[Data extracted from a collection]
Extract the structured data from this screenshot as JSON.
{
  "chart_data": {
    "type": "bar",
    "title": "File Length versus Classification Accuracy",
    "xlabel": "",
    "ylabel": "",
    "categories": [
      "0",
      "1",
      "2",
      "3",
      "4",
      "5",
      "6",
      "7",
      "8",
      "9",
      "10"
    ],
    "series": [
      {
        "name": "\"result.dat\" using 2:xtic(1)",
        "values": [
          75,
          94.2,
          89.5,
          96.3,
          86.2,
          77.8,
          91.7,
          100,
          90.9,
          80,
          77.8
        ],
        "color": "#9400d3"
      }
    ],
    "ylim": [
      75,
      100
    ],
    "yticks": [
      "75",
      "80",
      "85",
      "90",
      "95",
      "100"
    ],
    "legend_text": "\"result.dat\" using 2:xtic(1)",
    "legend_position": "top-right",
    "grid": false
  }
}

▸ The task
Send back every record, precisely as written.

▸ Response for this exercise
Extract the structured data from this screenshot as JSON.
{
  "chart_data": {
    "type": "bar",
    "title": "File Length versus Classification Accuracy",
    "xlabel": "",
    "ylabel": "",
    "categories": [
      "0",
      "1",
      "2",
      "3",
      "4",
      "5",
      "6",
      "7",
      "8",
      "9",
      "10"
    ],
    "series": [
      {
        "name": "\"result.dat\" using 2:xtic(1)",
        "values": [
          75,
          94.2,
          89.5,
          96.3,
          86.2,
          77.8,
          91.7,
          100,
          90.9,
          80,
          77.8
        ],
        "color": "#9400d3"
      }
    ],
    "ylim": [
      75,
      100
    ],
    "yticks": [
      "75",
      "80",
      "85",
      "90",
      "95",
      "100"
    ],
    "legend_text": "\"result.dat\" using 2:xtic(1)",
    "legend_position": "top-right",
    "grid": false
  }
}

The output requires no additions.